### MATERIAL SUPPLIED
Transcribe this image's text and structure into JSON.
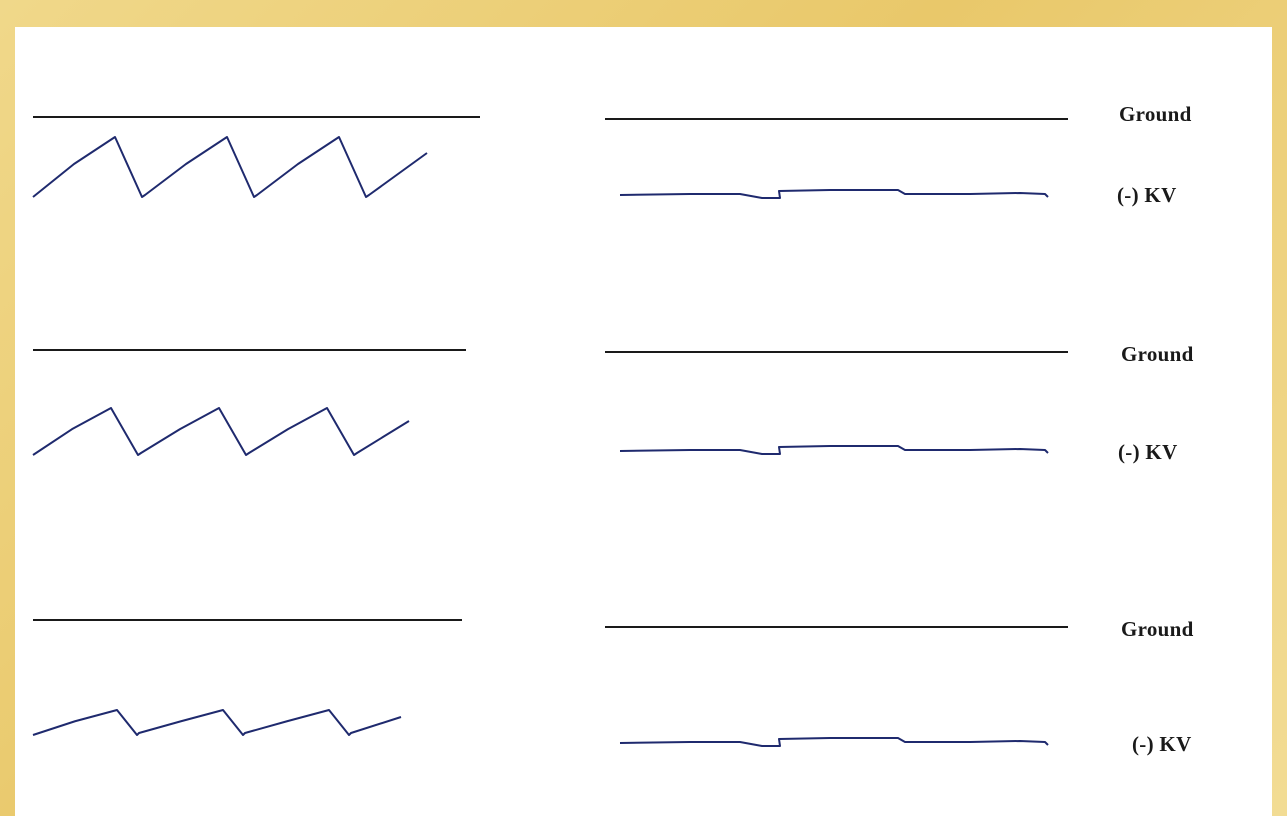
{
  "rows": [
    {
      "ground_label": "Ground",
      "kv_label": "(-) KV",
      "sawtooth_teeth": 3
    },
    {
      "ground_label": "Ground",
      "kv_label": "(-) KV",
      "sawtooth_teeth": 3
    },
    {
      "ground_label": "Ground",
      "kv_label": "(-) KV",
      "sawtooth_teeth": 3
    }
  ],
  "colors": {
    "background": "#ecd07a",
    "panel": "#ffffff",
    "reference_line": "#1a1a1a",
    "waveform": "#1f2a6e"
  }
}
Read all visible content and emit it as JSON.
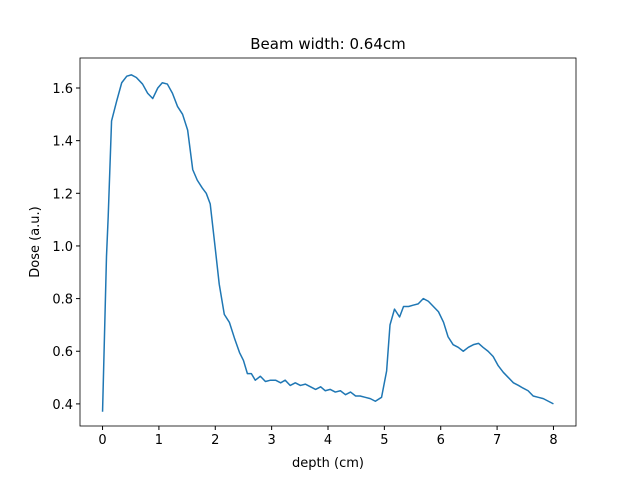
{
  "chart_data": {
    "type": "line",
    "title": "Beam width: 0.64cm",
    "x_label": "depth (cm)",
    "y_label": "Dose (a.u.)",
    "x": [
      0,
      0.07,
      0.1,
      0.16,
      0.25,
      0.34,
      0.43,
      0.51,
      0.6,
      0.71,
      0.8,
      0.89,
      0.98,
      1.06,
      1.15,
      1.24,
      1.33,
      1.42,
      1.51,
      1.6,
      1.68,
      1.77,
      1.84,
      1.91,
      2.0,
      2.07,
      2.16,
      2.25,
      2.34,
      2.43,
      2.5,
      2.57,
      2.64,
      2.71,
      2.8,
      2.89,
      2.98,
      3.07,
      3.16,
      3.24,
      3.33,
      3.42,
      3.51,
      3.6,
      3.69,
      3.78,
      3.87,
      3.95,
      4.04,
      4.13,
      4.22,
      4.31,
      4.4,
      4.49,
      4.57,
      4.66,
      4.75,
      4.84,
      4.95,
      5.04,
      5.1,
      5.18,
      5.27,
      5.34,
      5.43,
      5.51,
      5.6,
      5.69,
      5.78,
      5.87,
      5.96,
      6.05,
      6.13,
      6.22,
      6.31,
      6.4,
      6.49,
      6.58,
      6.67,
      6.75,
      6.84,
      6.93,
      7.02,
      7.11,
      7.2,
      7.29,
      7.38,
      7.46,
      7.55,
      7.64,
      7.73,
      7.82,
      7.91,
      8.0
    ],
    "series": [
      {
        "color": "#1f77b4",
        "values": [
          0.37,
          0.96,
          1.11,
          1.475,
          1.55,
          1.62,
          1.645,
          1.65,
          1.64,
          1.615,
          1.58,
          1.56,
          1.6,
          1.62,
          1.615,
          1.58,
          1.53,
          1.5,
          1.44,
          1.29,
          1.25,
          1.22,
          1.2,
          1.16,
          0.99,
          0.855,
          0.74,
          0.71,
          0.65,
          0.595,
          0.565,
          0.515,
          0.515,
          0.49,
          0.505,
          0.485,
          0.49,
          0.49,
          0.48,
          0.49,
          0.47,
          0.48,
          0.47,
          0.475,
          0.465,
          0.455,
          0.465,
          0.45,
          0.455,
          0.445,
          0.45,
          0.435,
          0.445,
          0.43,
          0.43,
          0.425,
          0.42,
          0.41,
          0.425,
          0.525,
          0.7,
          0.76,
          0.73,
          0.77,
          0.77,
          0.775,
          0.78,
          0.8,
          0.79,
          0.77,
          0.75,
          0.71,
          0.655,
          0.625,
          0.615,
          0.6,
          0.615,
          0.625,
          0.63,
          0.615,
          0.6,
          0.58,
          0.545,
          0.52,
          0.5,
          0.48,
          0.47,
          0.46,
          0.45,
          0.43,
          0.425,
          0.42,
          0.41,
          0.4
        ]
      }
    ],
    "xlim": [
      -0.4,
      8.4
    ],
    "ylim": [
      0.316,
      1.714
    ],
    "xticks": [
      0,
      1,
      2,
      3,
      4,
      5,
      6,
      7,
      8
    ],
    "yticks": [
      0.4,
      0.6,
      0.8,
      {
        "value": 1,
        "label": "1.0"
      },
      1.2,
      1.4,
      1.6
    ]
  }
}
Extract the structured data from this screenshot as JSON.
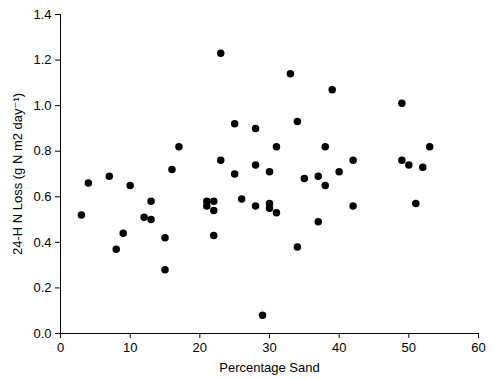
{
  "chart_data": {
    "type": "scatter",
    "xlabel": "Percentage Sand",
    "ylabel": "24-H N Loss (g N m2 day⁻¹)",
    "color": "#000000",
    "marker": "circle",
    "x": [
      3,
      4,
      7,
      8,
      9,
      10,
      12,
      13,
      13,
      15,
      15,
      16,
      17,
      21,
      21,
      22,
      22,
      22,
      23,
      23,
      25,
      25,
      26,
      28,
      28,
      28,
      29,
      30,
      30,
      30,
      31,
      31,
      33,
      34,
      34,
      35,
      37,
      37,
      38,
      38,
      39,
      40,
      42,
      42,
      49,
      49,
      50,
      51,
      52,
      53
    ],
    "values": [
      0.52,
      0.66,
      0.69,
      0.37,
      0.44,
      0.65,
      0.51,
      0.58,
      0.5,
      0.42,
      0.28,
      0.72,
      0.82,
      0.58,
      0.56,
      0.58,
      0.54,
      0.43,
      1.23,
      0.76,
      0.92,
      0.7,
      0.59,
      0.9,
      0.74,
      0.56,
      0.08,
      0.57,
      0.71,
      0.55,
      0.82,
      0.53,
      1.14,
      0.93,
      0.38,
      0.68,
      0.49,
      0.69,
      0.82,
      0.65,
      1.07,
      0.71,
      0.76,
      0.56,
      1.01,
      0.76,
      0.74,
      0.57,
      0.73,
      0.82
    ],
    "xlim": [
      0,
      60
    ],
    "xticks": [
      0,
      10,
      20,
      30,
      40,
      50,
      60
    ],
    "ylim": [
      0,
      1.4
    ],
    "yticks": [
      {
        "value": 0,
        "label": "0.0"
      },
      {
        "value": 0.2,
        "label": "0.2"
      },
      {
        "value": 0.4,
        "label": "0.4"
      },
      {
        "value": 0.6,
        "label": "0.6"
      },
      {
        "value": 0.8,
        "label": "0.8"
      },
      {
        "value": 1.0,
        "label": "1.0"
      },
      {
        "value": 1.2,
        "label": "1.2"
      },
      {
        "value": 1.4,
        "label": "1.4"
      }
    ],
    "grid": false
  }
}
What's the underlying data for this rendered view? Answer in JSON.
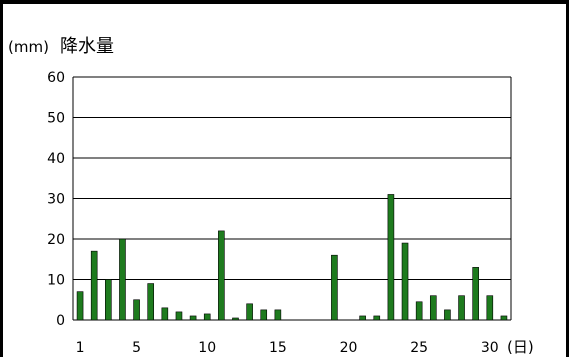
{
  "chart_data": {
    "type": "bar",
    "title": "降水量",
    "ylabel": "(mm)",
    "xlabel": "(日)",
    "ylim": [
      0,
      60
    ],
    "y_ticks": [
      0,
      10,
      20,
      30,
      40,
      50,
      60
    ],
    "x_tick_labels": [
      1,
      5,
      10,
      15,
      20,
      25,
      30
    ],
    "grid": true,
    "bar_color": "#1e7b1e",
    "categories": [
      1,
      2,
      3,
      4,
      5,
      6,
      7,
      8,
      9,
      10,
      11,
      12,
      13,
      14,
      15,
      16,
      17,
      18,
      19,
      20,
      21,
      22,
      23,
      24,
      25,
      26,
      27,
      28,
      29,
      30,
      31
    ],
    "values": [
      7,
      17,
      10,
      20,
      5,
      9,
      3,
      2,
      1,
      1.5,
      22,
      0.5,
      4,
      2.5,
      2.5,
      0,
      0,
      0,
      16,
      0,
      1,
      1,
      31,
      19,
      4.5,
      6,
      2.5,
      6,
      13,
      6,
      1
    ]
  }
}
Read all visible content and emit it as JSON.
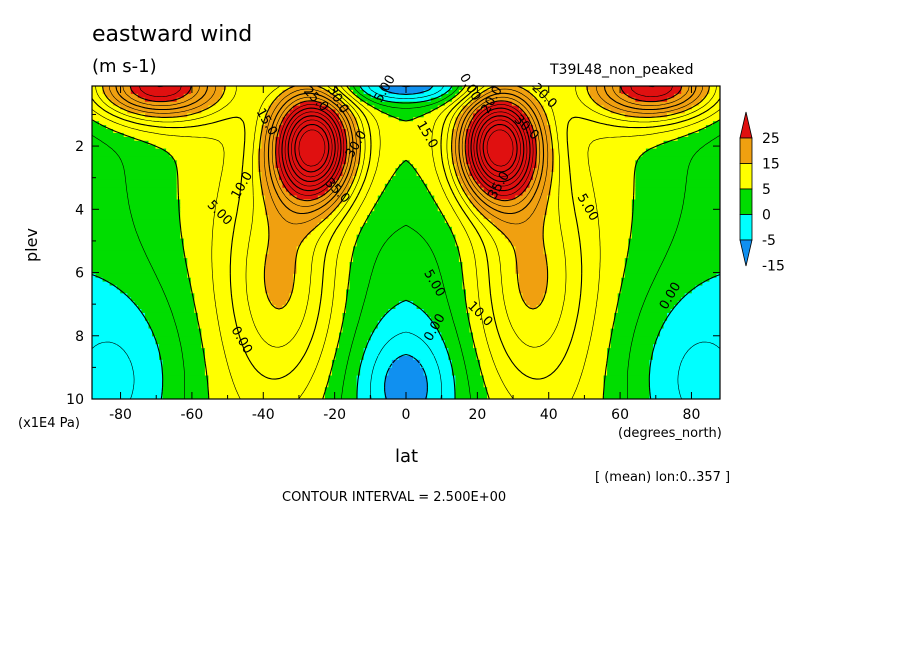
{
  "chart_data": {
    "type": "contour",
    "title": "eastward wind",
    "units": "(m s-1)",
    "run_name": "T39L48_non_peaked",
    "xlabel": "lat",
    "x_units": "(degrees_north)",
    "ylabel": "plev",
    "y_units": "(x1E4 Pa)",
    "x_ticks": [
      -80,
      -60,
      -40,
      -20,
      0,
      20,
      40,
      60,
      80
    ],
    "x_tick_labels": [
      "-80",
      "-60",
      "-40",
      "-20",
      "0",
      "20",
      "40",
      "60",
      "80"
    ],
    "xlim": [
      -88,
      88
    ],
    "y_ticks": [
      2,
      4,
      6,
      8,
      10
    ],
    "y_tick_labels": [
      "2",
      "4",
      "6",
      "8",
      "10"
    ],
    "ylim": [
      10,
      0.1
    ],
    "y_inverted": true,
    "region_note": "[ (mean) lon:0..357 ]",
    "contour_interval_text": "CONTOUR INTERVAL = 2.500E+00",
    "contour_interval": 2.5,
    "legend": {
      "levels": [
        25,
        15,
        5,
        0,
        -5,
        -15
      ],
      "level_labels": [
        "25",
        "15",
        "5",
        "0",
        "-5",
        "-15"
      ],
      "colors": [
        "#e01010",
        "#f0a010",
        "#ffff00",
        "#00dd00",
        "#00ffff",
        "#1090f0"
      ],
      "placement": "right"
    },
    "jets": [
      {
        "lat": -26,
        "plev": 2.0,
        "max": 40
      },
      {
        "lat": 26,
        "plev": 2.0,
        "max": 40
      }
    ],
    "contour_labels": [
      {
        "text": "15.0",
        "lat": -40,
        "plev": 1.3
      },
      {
        "text": "10.0",
        "lat": -45,
        "plev": 3.3
      },
      {
        "text": "5.00",
        "lat": -53,
        "plev": 4.2
      },
      {
        "text": "0.00",
        "lat": -47,
        "plev": 8.2
      },
      {
        "text": "30.0",
        "lat": -13,
        "plev": 2.0
      },
      {
        "text": "35.0",
        "lat": -20,
        "plev": 3.5
      },
      {
        "text": "15.0",
        "lat": 5,
        "plev": 1.7
      },
      {
        "text": "35.0",
        "lat": 27,
        "plev": 3.3
      },
      {
        "text": "30.0",
        "lat": 33,
        "plev": 1.5
      },
      {
        "text": "5.00",
        "lat": 7,
        "plev": 6.4
      },
      {
        "text": "0.00",
        "lat": 9,
        "plev": 7.8
      },
      {
        "text": "10.0",
        "lat": 20,
        "plev": 7.4
      },
      {
        "text": "5.00",
        "lat": 50,
        "plev": 4.0
      },
      {
        "text": "0.00",
        "lat": 75,
        "plev": 6.8
      },
      {
        "text": "20.0",
        "lat": 38,
        "plev": 0.5
      },
      {
        "text": "0.00",
        "lat": 17,
        "plev": 0.2
      },
      {
        "text": "5.00",
        "lat": -5,
        "plev": 0.25
      },
      {
        "text": "25.0",
        "lat": -26,
        "plev": 0.6
      },
      {
        "text": "30.0",
        "lat": -20,
        "plev": 0.6
      },
      {
        "text": "20.0",
        "lat": 25,
        "plev": 0.6
      }
    ]
  }
}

### TASK STATEMENT
Determine how many lines of the listing above hold the word "title". Report that number without anything else.

### ANSWER TO THE PROBLEM
3